Task description | Copy the items below verbatim, beginning at the line containing "x-tick-label: 6.00 <box>785 462 818 480</box>" and continuing through the line containing "chart-frame <box>10 10 1076 511</box>".

Some records |
▬▬▬▬▬▬▬▬▬▬

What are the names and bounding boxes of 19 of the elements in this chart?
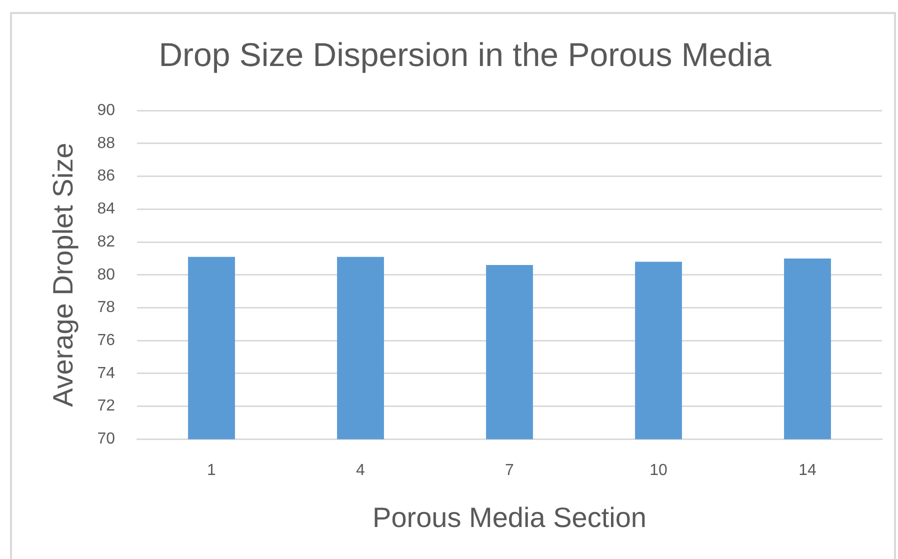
y-tick-label: 86 (97, 168, 116, 185)
chart-title: Drop Size Dispersion in the Porous Media (158, 36, 772, 73)
x-tick-label: 4 (356, 462, 366, 480)
y-tick-label: 74 (97, 364, 116, 382)
x-tick-label: 1 (207, 462, 216, 480)
y-axis-title: Average Droplet Size (48, 142, 79, 407)
y-tick-label: 82 (97, 233, 116, 250)
x-tick-label: 14 (798, 462, 816, 480)
x-tick-label: 7 (505, 462, 514, 480)
y-tick-label: 76 (97, 332, 116, 350)
y-tick-label: 70 (97, 430, 116, 448)
y-tick-label: 72 (97, 398, 116, 415)
y-tick-label: 78 (97, 299, 116, 316)
x-axis-title: Porous Media Section (372, 502, 646, 533)
y-tick-label: 90 (97, 102, 116, 120)
y-tick-label: 88 (97, 134, 116, 152)
y-tick-label: 84 (97, 200, 116, 218)
x-tick-label: 10 (650, 462, 668, 480)
y-tick-label: 80 (97, 266, 116, 284)
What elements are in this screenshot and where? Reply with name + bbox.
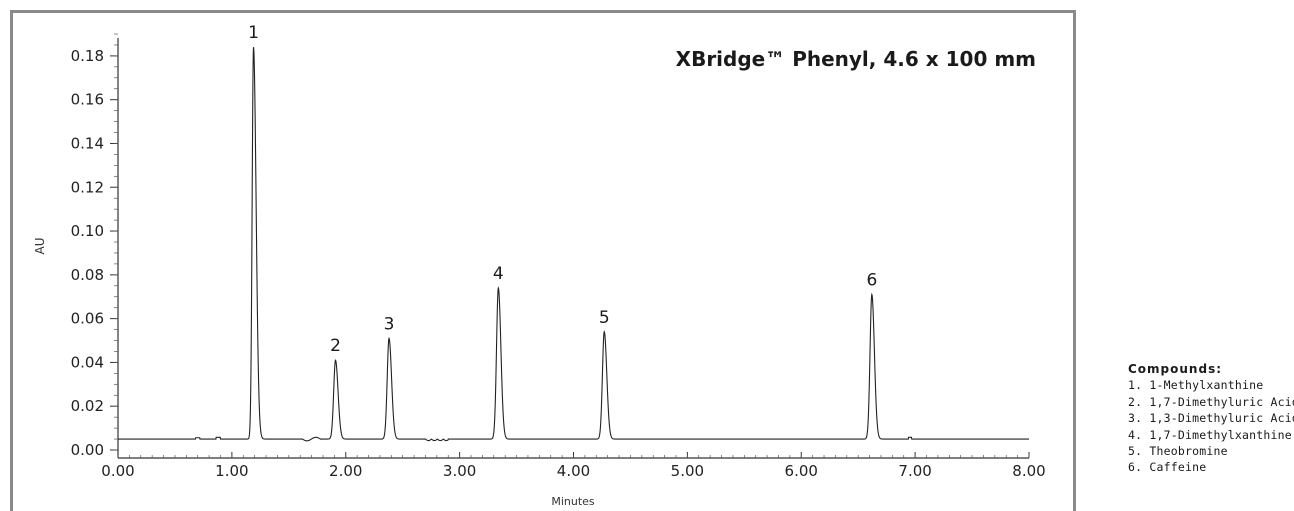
x-tick-label: 6.00 <box>785 462 818 480</box>
x-tick-label: 8.00 <box>1012 462 1045 480</box>
peak-label: 3 <box>384 314 395 334</box>
x-tick-label: 5.00 <box>671 462 704 480</box>
x-tick-label: 0.00 <box>101 462 134 480</box>
y-tick-label: 0.06 <box>71 310 104 328</box>
chart-title: XBridge™ Phenyl, 4.6 x 100 mm <box>676 47 1036 71</box>
x-tick-label: 2.00 <box>329 462 362 480</box>
y-tick-label: 0.00 <box>71 441 104 459</box>
y-tick-label: 0.04 <box>71 353 104 371</box>
x-axis-label: Minutes <box>551 495 595 508</box>
chromatogram-trace <box>118 47 1029 442</box>
x-tick-label: 7.00 <box>898 462 931 480</box>
x-tick-label: 4.00 <box>557 462 590 480</box>
y-tick-label: 0.14 <box>71 134 104 152</box>
y-tick-label: 0.18 <box>71 47 104 65</box>
peak-label: 1 <box>248 23 259 43</box>
legend-title: Compounds: <box>1128 362 1223 376</box>
x-tick-label: 3.00 <box>443 462 476 480</box>
y-tick-label: 0.10 <box>71 222 104 240</box>
chart-frame <box>10 10 1076 511</box>
chromatogram-chart: 0.00 1.00 2.00 3.00 4.00 5.00 6.00 7.00 8.00 0.0… <box>33 23 1046 508</box>
legend-item: 2. 1,7-Dimethyluric Acid <box>1128 394 1294 409</box>
compounds-legend: Compounds: 1. 1-Methylxanthine 2. 1,7-Di… <box>1128 361 1294 476</box>
peak-label: 6 <box>866 271 877 291</box>
y-axis-label: AU <box>33 238 47 255</box>
y-tick-label: 0.08 <box>71 266 104 284</box>
legend-item: 3. 1,3-Dimethyluric Acid <box>1128 411 1294 426</box>
legend-item: 6. Caffeine <box>1128 460 1207 475</box>
legend-item: 4. 1,7-Dimethylxanthine <box>1128 427 1292 442</box>
peak-label: 5 <box>599 308 610 328</box>
legend-item: 5. Theobromine <box>1128 444 1228 459</box>
peak-label: 2 <box>330 336 341 356</box>
peak-label: 4 <box>493 264 504 284</box>
y-tick-label: 0.12 <box>71 178 104 196</box>
x-tick-label: 1.00 <box>215 462 248 480</box>
y-tick-label: 0.02 <box>71 397 104 415</box>
y-tick-label: 0.16 <box>71 91 104 109</box>
legend-item: 1. 1-Methylxanthine <box>1128 378 1264 393</box>
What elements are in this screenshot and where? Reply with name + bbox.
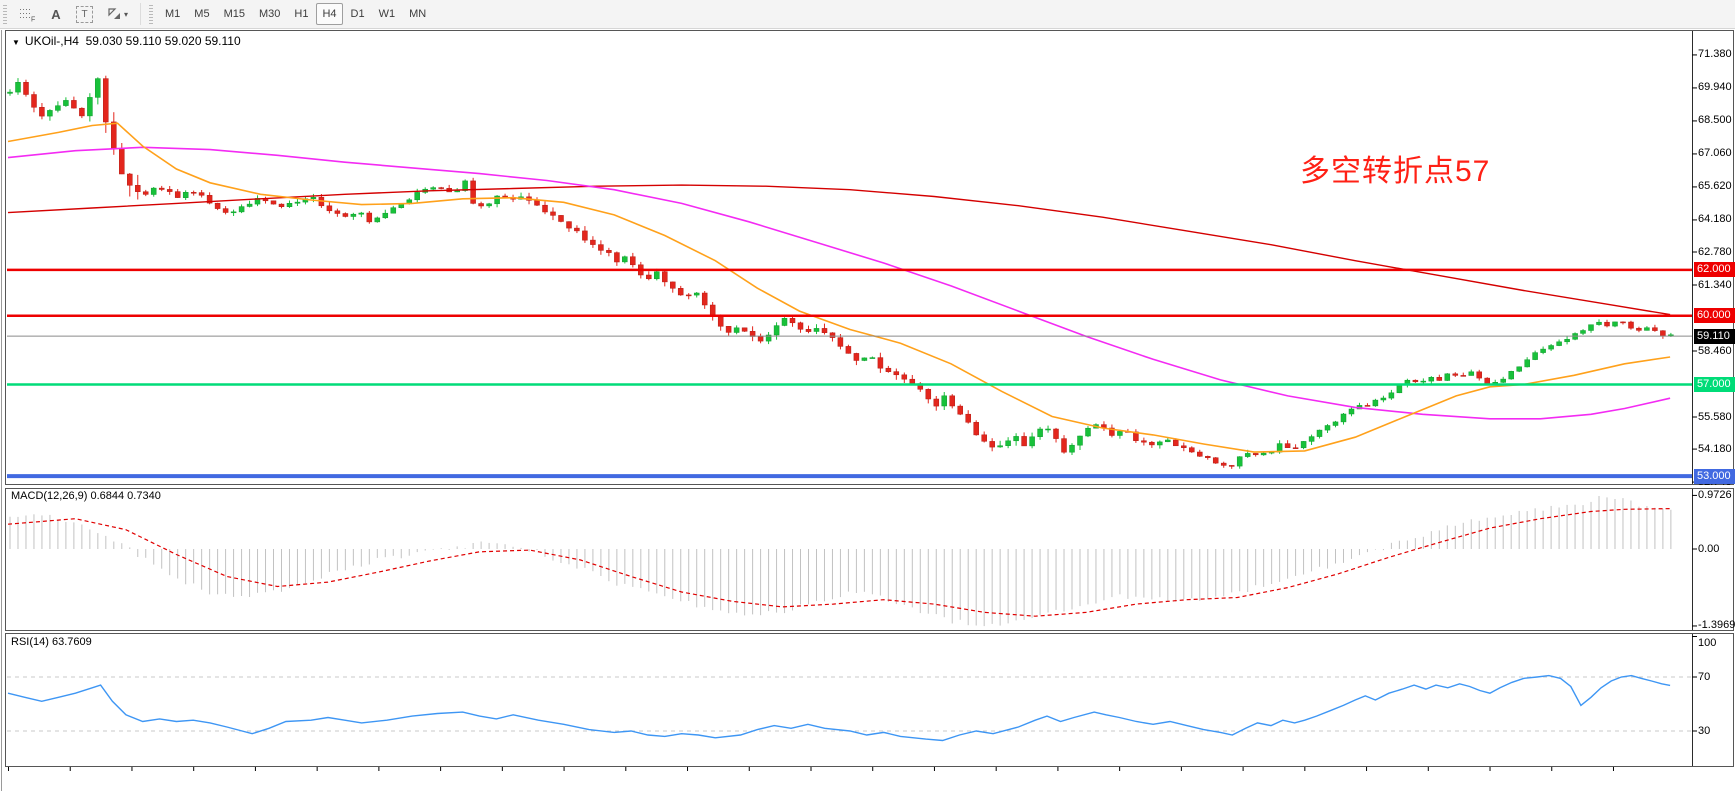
text-tool-icon: A <box>51 6 61 22</box>
timeframe-m5-button[interactable]: M5 <box>188 3 215 25</box>
timeframe-m1-button[interactable]: M1 <box>159 3 186 25</box>
main-toolbar: F A T ▾ M1 M5 M15 M30 H1 H4 D1 W1 MN <box>0 0 1735 29</box>
timeframe-drag-handle[interactable] <box>149 4 154 24</box>
window-left-border <box>1 30 2 791</box>
fibonacci-icon: F <box>20 8 35 22</box>
timeframe-h1-button[interactable]: H1 <box>288 3 314 25</box>
macd-panel[interactable] <box>5 488 1734 631</box>
text-label-tool-button[interactable]: T <box>70 3 99 25</box>
chart-annotation-text: 多空转折点57 <box>1300 155 1491 188</box>
timeframe-w1-button[interactable]: W1 <box>373 3 402 25</box>
macd-indicator-label: MACD(12,26,9) 0.6844 0.7340 <box>11 490 161 502</box>
fibonacci-retracement-button[interactable]: F <box>13 3 42 25</box>
timeframe-m30-button[interactable]: M30 <box>253 3 286 25</box>
symbol-dropdown-icon[interactable]: ▼ <box>12 38 20 47</box>
rsi-indicator-label: RSI(14) 63.7609 <box>11 636 92 648</box>
svg-text:F: F <box>31 16 35 22</box>
toolbar-separator <box>140 3 142 25</box>
ohlc-values: 59.030 59.110 59.020 59.110 <box>85 34 241 48</box>
text-tool-button[interactable]: A <box>44 3 68 25</box>
arrows-icon <box>108 8 120 19</box>
price-chart-panel[interactable] <box>5 30 1734 485</box>
arrows-dropdown-caret[interactable]: ▾ <box>124 9 129 19</box>
timeframe-mn-button[interactable]: MN <box>403 3 432 25</box>
rsi-panel[interactable] <box>5 633 1734 767</box>
symbol-period-label: UKOil-,H4 <box>24 34 79 48</box>
timeframe-d1-button[interactable]: D1 <box>345 3 371 25</box>
timeframe-h4-button[interactable]: H4 <box>316 3 343 25</box>
timeframe-m15-button[interactable]: M15 <box>218 3 251 25</box>
text-label-icon: T <box>76 5 93 23</box>
chart-title: ▼ UKOil-,H4 59.030 59.110 59.020 59.110 <box>12 34 241 48</box>
toolbar-drag-handle[interactable] <box>3 4 7 24</box>
arrows-tool-button[interactable]: ▾ <box>101 3 134 25</box>
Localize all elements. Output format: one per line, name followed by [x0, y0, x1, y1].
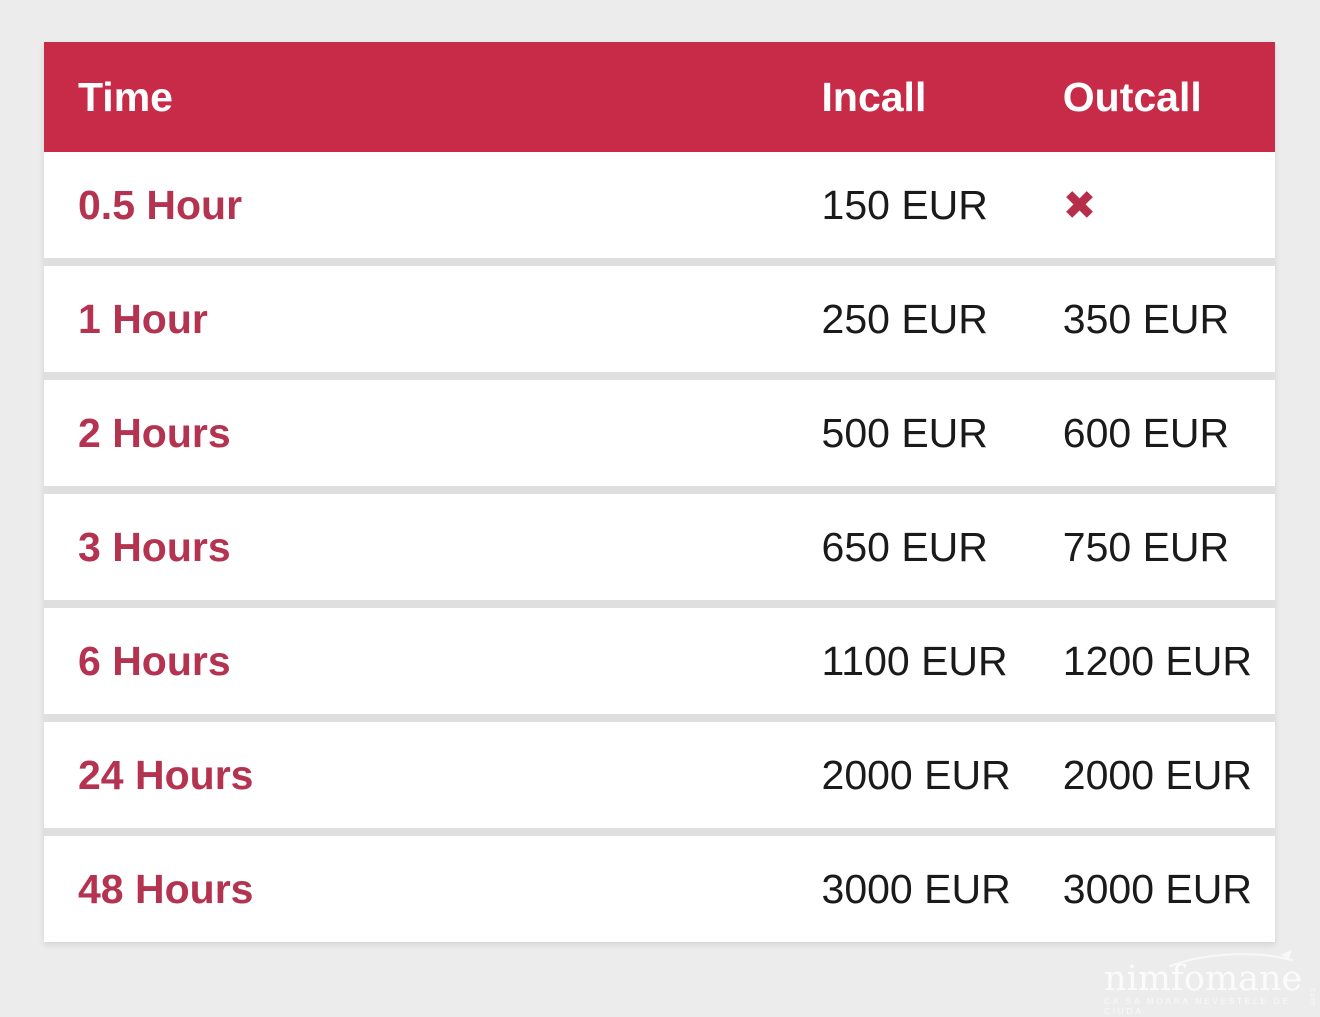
watermark-swoosh-icon [1169, 949, 1293, 967]
table-body: 0.5 Hour 150 EUR ✖ 1 Hour 250 EUR 350 EU… [44, 152, 1275, 942]
table-row: 24 Hours 2000 EUR 2000 EUR [44, 722, 1275, 828]
incall-price-cell: 3000 EUR [821, 865, 1011, 912]
table-row: 6 Hours 1100 EUR 1200 EUR [44, 608, 1275, 714]
watermark-name: nimfomane [1104, 958, 1303, 999]
incall-price-cell: 500 EUR [821, 409, 988, 456]
column-header-outcall: Outcall [1062, 73, 1202, 120]
column-header-time: Time [78, 73, 173, 120]
outcall-price-cell: 350 EUR [1062, 295, 1230, 342]
watermark: nimfomane CA SA MOARA NEVESTELE DE CIUDA… [1104, 949, 1318, 1016]
incall-price-cell: 650 EUR [821, 523, 988, 570]
incall-price-cell: 1100 EUR [821, 637, 1008, 684]
outcall-price-cell: 750 EUR [1062, 523, 1230, 570]
unavailable-icon: ✖ [1062, 182, 1097, 229]
incall-price-cell: 250 EUR [821, 295, 988, 342]
time-cell: 6 Hours [78, 637, 231, 684]
pricing-table: Time Incall Outcall 0.5 Hour 150 EUR ✖ 1… [44, 42, 1275, 942]
watermark-tagline: CA SA MOARA NEVESTELE DE CIUDA [1104, 996, 1291, 1016]
time-cell: 3 Hours [78, 523, 231, 570]
table-row: 3 Hours 650 EUR 750 EUR [44, 494, 1275, 600]
outcall-price-cell: 1200 EUR [1062, 637, 1252, 684]
time-cell: 48 Hours [78, 865, 254, 912]
column-header-incall: Incall [821, 73, 927, 120]
outcall-price-cell: 3000 EUR [1062, 865, 1252, 912]
time-cell: 1 Hour [78, 295, 208, 342]
outcall-price-cell: 2000 EUR [1062, 751, 1252, 798]
time-cell: 2 Hours [78, 409, 231, 456]
incall-price-cell: 2000 EUR [821, 751, 1011, 798]
table-row: 48 Hours 3000 EUR 3000 EUR [44, 836, 1275, 942]
table-header-row: Time Incall Outcall [44, 42, 1275, 152]
watermark-suffix: com [1308, 988, 1318, 1007]
table-row: 0.5 Hour 150 EUR ✖ [44, 152, 1275, 258]
time-cell: 0.5 Hour [78, 181, 243, 228]
table-row: 1 Hour 250 EUR 350 EUR [44, 266, 1275, 372]
time-cell: 24 Hours [78, 751, 254, 798]
outcall-price-cell: ✖ [1029, 182, 1275, 229]
outcall-price-cell: 600 EUR [1062, 409, 1230, 456]
table-row: 2 Hours 500 EUR 600 EUR [44, 380, 1275, 486]
incall-price-cell: 150 EUR [821, 181, 988, 228]
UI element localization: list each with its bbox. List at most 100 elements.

▬▬▬▬▬▬▬▬▬▬

Task result |
x-tick-label: 6.00 <box>785 462 818 480</box>
x-tick-label: 8.00 <box>1012 462 1045 480</box>
peak-label: 3 <box>384 314 395 334</box>
x-tick-label: 5.00 <box>671 462 704 480</box>
x-tick-label: 0.00 <box>101 462 134 480</box>
y-tick-label: 0.06 <box>71 310 104 328</box>
chart-title: XBridge™ Phenyl, 4.6 x 100 mm <box>676 47 1036 71</box>
x-tick-label: 2.00 <box>329 462 362 480</box>
y-tick-label: 0.00 <box>71 441 104 459</box>
y-tick-label: 0.04 <box>71 353 104 371</box>
x-axis-label: Minutes <box>551 495 595 508</box>
chromatogram-trace <box>118 47 1029 442</box>
x-tick-label: 7.00 <box>898 462 931 480</box>
x-tick-label: 4.00 <box>557 462 590 480</box>
y-tick-label: 0.14 <box>71 134 104 152</box>
y-tick-label: 0.18 <box>71 47 104 65</box>
peak-label: 1 <box>248 23 259 43</box>
legend-title: Compounds: <box>1128 362 1223 376</box>
x-tick-label: 3.00 <box>443 462 476 480</box>
y-tick-label: 0.10 <box>71 222 104 240</box>
chart-frame <box>10 10 1076 511</box>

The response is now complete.